• REQUIREMENTS: All lines in which the word "JSON" occurs are to be extracted.

• THE RECORDS:
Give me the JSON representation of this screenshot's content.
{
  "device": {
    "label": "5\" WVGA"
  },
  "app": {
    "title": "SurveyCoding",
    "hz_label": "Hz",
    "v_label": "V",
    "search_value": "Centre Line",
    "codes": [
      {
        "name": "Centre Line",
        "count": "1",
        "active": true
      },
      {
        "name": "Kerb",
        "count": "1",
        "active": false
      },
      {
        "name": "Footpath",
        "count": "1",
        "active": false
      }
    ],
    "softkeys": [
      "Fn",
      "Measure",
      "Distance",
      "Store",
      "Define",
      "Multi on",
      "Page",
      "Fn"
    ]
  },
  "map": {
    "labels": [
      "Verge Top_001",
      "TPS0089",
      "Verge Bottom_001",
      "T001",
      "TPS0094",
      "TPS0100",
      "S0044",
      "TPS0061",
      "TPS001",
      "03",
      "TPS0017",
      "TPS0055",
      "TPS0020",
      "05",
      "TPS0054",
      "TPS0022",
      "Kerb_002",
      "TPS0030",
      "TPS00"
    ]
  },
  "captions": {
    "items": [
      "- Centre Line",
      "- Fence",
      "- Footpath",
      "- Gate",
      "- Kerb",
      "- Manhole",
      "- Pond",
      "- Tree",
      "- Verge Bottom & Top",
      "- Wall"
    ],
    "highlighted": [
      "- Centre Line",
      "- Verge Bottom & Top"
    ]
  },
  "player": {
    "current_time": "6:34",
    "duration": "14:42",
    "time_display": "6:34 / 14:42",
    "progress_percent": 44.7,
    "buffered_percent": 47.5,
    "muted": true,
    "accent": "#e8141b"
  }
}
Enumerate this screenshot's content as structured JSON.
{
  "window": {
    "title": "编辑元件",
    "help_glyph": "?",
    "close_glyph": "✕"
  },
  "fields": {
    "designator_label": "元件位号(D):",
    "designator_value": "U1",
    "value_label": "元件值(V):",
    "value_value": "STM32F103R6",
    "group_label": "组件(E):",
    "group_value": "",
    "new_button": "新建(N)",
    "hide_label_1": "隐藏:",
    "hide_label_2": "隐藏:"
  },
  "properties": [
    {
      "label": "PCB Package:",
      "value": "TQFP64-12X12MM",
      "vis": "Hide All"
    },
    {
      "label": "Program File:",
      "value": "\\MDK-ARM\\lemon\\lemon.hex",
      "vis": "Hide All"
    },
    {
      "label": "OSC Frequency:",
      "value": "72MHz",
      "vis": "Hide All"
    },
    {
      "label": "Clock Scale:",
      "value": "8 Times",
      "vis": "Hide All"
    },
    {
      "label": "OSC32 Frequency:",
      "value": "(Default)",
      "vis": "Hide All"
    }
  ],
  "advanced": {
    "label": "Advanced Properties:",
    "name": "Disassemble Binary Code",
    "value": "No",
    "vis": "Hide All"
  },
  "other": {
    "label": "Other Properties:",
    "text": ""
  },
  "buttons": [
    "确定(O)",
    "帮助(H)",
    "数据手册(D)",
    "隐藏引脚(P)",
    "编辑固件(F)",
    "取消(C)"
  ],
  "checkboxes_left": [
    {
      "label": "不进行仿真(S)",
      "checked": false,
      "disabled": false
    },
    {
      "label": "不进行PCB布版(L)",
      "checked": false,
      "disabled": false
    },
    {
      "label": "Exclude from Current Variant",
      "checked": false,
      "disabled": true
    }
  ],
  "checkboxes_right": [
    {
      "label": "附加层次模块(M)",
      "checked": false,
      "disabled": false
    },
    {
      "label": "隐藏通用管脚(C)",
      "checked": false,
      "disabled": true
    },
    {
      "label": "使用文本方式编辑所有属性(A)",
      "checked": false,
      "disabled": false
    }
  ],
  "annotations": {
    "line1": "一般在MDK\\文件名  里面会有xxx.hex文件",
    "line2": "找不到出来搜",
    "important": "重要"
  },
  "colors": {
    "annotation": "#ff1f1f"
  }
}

• TASK ANSWER:
Give me the JSON representation of this screenshot's content.
Enumerate this screenshot's content as structured JSON.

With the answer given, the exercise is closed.